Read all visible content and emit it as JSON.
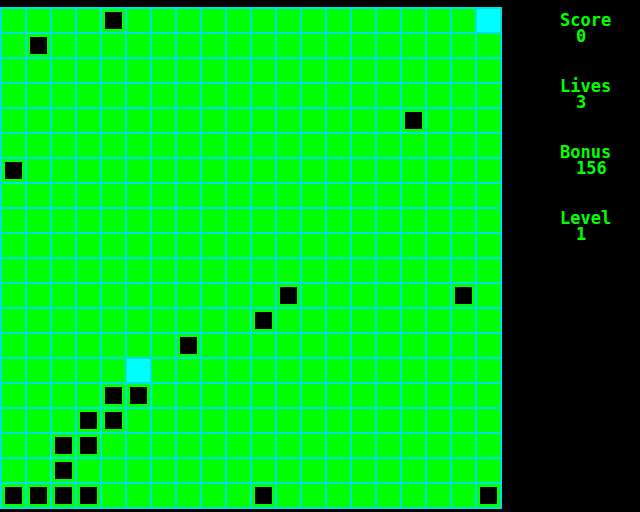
{
  "board": {
    "cols": 20,
    "rows": 20,
    "objects": [
      {
        "kind": "block",
        "col": 4,
        "row": 0
      },
      {
        "kind": "marker",
        "col": 19,
        "row": 0
      },
      {
        "kind": "block",
        "col": 1,
        "row": 1
      },
      {
        "kind": "block",
        "col": 16,
        "row": 4
      },
      {
        "kind": "block",
        "col": 0,
        "row": 6
      },
      {
        "kind": "block",
        "col": 11,
        "row": 11
      },
      {
        "kind": "block",
        "col": 18,
        "row": 11
      },
      {
        "kind": "block",
        "col": 10,
        "row": 12
      },
      {
        "kind": "block",
        "col": 7,
        "row": 13
      },
      {
        "kind": "marker",
        "col": 5,
        "row": 14
      },
      {
        "kind": "block",
        "col": 4,
        "row": 15
      },
      {
        "kind": "block",
        "col": 5,
        "row": 15
      },
      {
        "kind": "block",
        "col": 3,
        "row": 16
      },
      {
        "kind": "block",
        "col": 4,
        "row": 16
      },
      {
        "kind": "block",
        "col": 2,
        "row": 17
      },
      {
        "kind": "block",
        "col": 3,
        "row": 17
      },
      {
        "kind": "block",
        "col": 2,
        "row": 18
      },
      {
        "kind": "block",
        "col": 0,
        "row": 19
      },
      {
        "kind": "block",
        "col": 1,
        "row": 19
      },
      {
        "kind": "block",
        "col": 2,
        "row": 19
      },
      {
        "kind": "block",
        "col": 3,
        "row": 19
      },
      {
        "kind": "block",
        "col": 10,
        "row": 19
      },
      {
        "kind": "block",
        "col": 19,
        "row": 19
      }
    ]
  },
  "stats": [
    {
      "label": "Score",
      "value": "0"
    },
    {
      "label": "Lives",
      "value": "3"
    },
    {
      "label": "Bonus",
      "value": "156"
    },
    {
      "label": "Level",
      "value": "1"
    }
  ]
}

----

▸ **Set problem**
Find the string "label" in the listing and return every line that holds it.

▸ **Output for this task**
      "label": "Score",
      "label": "Lives",
      "label": "Bonus",
      "label": "Level",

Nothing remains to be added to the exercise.